▶ [What is being asked]: Take the entries below and reproduce them word for word.
**** Recorded data ****
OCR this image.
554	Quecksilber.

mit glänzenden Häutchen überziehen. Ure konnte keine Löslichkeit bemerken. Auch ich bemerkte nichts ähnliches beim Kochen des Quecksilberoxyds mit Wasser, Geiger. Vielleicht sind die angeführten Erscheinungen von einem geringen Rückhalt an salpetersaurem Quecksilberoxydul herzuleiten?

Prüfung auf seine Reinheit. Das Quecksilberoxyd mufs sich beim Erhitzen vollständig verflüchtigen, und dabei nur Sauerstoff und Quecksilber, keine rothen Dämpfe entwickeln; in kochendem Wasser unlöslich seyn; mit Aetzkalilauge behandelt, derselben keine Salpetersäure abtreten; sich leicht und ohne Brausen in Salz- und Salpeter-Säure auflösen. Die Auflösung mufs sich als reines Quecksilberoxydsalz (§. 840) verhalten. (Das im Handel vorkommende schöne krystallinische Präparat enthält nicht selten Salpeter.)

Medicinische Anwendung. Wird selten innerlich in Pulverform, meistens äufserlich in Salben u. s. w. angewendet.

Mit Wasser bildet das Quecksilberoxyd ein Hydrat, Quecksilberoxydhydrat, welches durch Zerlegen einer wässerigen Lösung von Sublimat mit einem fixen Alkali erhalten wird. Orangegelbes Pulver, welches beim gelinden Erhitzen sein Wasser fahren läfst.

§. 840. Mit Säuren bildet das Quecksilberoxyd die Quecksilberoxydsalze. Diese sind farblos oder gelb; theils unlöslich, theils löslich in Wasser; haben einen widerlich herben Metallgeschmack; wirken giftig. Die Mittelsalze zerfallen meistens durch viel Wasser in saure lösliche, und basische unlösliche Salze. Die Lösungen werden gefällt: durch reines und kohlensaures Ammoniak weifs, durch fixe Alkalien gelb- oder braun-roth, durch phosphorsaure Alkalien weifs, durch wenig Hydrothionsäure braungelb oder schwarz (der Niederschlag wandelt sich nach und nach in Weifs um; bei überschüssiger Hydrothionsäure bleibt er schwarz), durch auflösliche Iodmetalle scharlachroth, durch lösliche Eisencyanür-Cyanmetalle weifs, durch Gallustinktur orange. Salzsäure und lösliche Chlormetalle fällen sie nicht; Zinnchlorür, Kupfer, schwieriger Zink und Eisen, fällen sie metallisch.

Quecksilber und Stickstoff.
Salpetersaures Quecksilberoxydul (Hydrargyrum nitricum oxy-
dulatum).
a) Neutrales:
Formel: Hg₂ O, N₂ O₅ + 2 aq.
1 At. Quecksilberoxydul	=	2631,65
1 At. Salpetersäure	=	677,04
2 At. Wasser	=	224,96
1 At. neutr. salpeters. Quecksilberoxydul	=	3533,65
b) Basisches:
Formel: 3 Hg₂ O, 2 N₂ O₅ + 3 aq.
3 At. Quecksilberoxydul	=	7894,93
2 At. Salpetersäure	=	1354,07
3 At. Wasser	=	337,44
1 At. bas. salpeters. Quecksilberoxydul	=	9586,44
****
▶ [Solution for this task]:
OCR this image.
554	Quecksilber.

mit glänzenden Häutchen überziehen. Ure konnte keine Löslichkeit bemerken. Auch ich bemerkte nichts ähnliches beim Kochen des Quecksilberoxyds mit Wasser, Geiger. Vielleicht sind die angeführten Erscheinungen von einem geringen Rückhalt an salpetersaurem Quecksilberoxydul herzuleiten?

Prüfung auf seine Reinheit. Das Quecksilberoxyd mufs sich beim Erhitzen vollständig verflüchtigen, und dabei nur Sauerstoff und Quecksilber, keine rothen Dämpfe entwickeln; in kochendem Wasser unlöslich seyn; mit Aetzkalilauge behandelt, derselben keine Salpetersäure abtreten; sich leicht und ohne Brausen in Salz- und Salpeter-Säure auflösen. Die Auflösung mufs sich als reines Quecksilberoxydsalz (§. 840) verhalten. (Das im Handel vorkommende schöne krystallinische Präparat enthält nicht selten Salpeter.)

Medicinische Anwendung. Wird selten innerlich in Pulverform, meistens äufserlich in Salben u. s. w. angewendet.

Mit Wasser bildet das Quecksilberoxyd ein Hydrat, Quecksilberoxydhydrat, welches durch Zerlegen einer wässerigen Lösung von Sublimat mit einem fixen Alkali erhalten wird. Orangegelbes Pulver, welches beim gelinden Erhitzen sein Wasser fahren läfst.

§. 840. Mit Säuren bildet das Quecksilberoxyd die Quecksilberoxydsalze. Diese sind farblos oder gelb; theils unlöslich, theils löslich in Wasser; haben einen widerlich herben Metallgeschmack; wirken giftig. Die Mittelsalze zerfallen meistens durch viel Wasser in saure lösliche, und basische unlösliche Salze. Die Lösungen werden gefällt: durch reines und kohlensaures Ammoniak weifs, durch fixe Alkalien gelb- oder braun-roth, durch phosphorsaure Alkalien weifs, durch wenig Hydrothionsäure braungelb oder schwarz (der Niederschlag wandelt sich nach und nach in Weifs um; bei überschüssiger Hydrothionsäure bleibt er schwarz), durch auflösliche Iodmetalle scharlachroth, durch lösliche Eisencyanür-Cyanmetalle weifs, durch Gallustinktur orange. Salzsäure und lösliche Chlormetalle fällen sie nicht; Zinnchlorür, Kupfer, schwieriger Zink und Eisen, fällen sie metallisch.

Quecksilber und Stickstoff.
Salpetersaures Quecksilberoxydul (Hydrargyrum nitricum oxy-
dulatum).
a) Neutrales:
Formel: Hg₂ O, N₂ O₅ + 2 aq.
1 At. Quecksilberoxydul	=	2631,65
1 At. Salpetersäure	=	677,04
2 At. Wasser	=	224,96
1 At. neutr. salpeters. Quecksilberoxydul	=	3533,65
b) Basisches:
Formel: 3 Hg₂ O, 2 N₂ O₅ + 3 aq.
3 At. Quecksilberoxydul	=	7894,93
2 At. Salpetersäure	=	1354,07
3 At. Wasser	=	337,44
1 At. bas. salpeters. Quecksilberoxydul	=	9586,44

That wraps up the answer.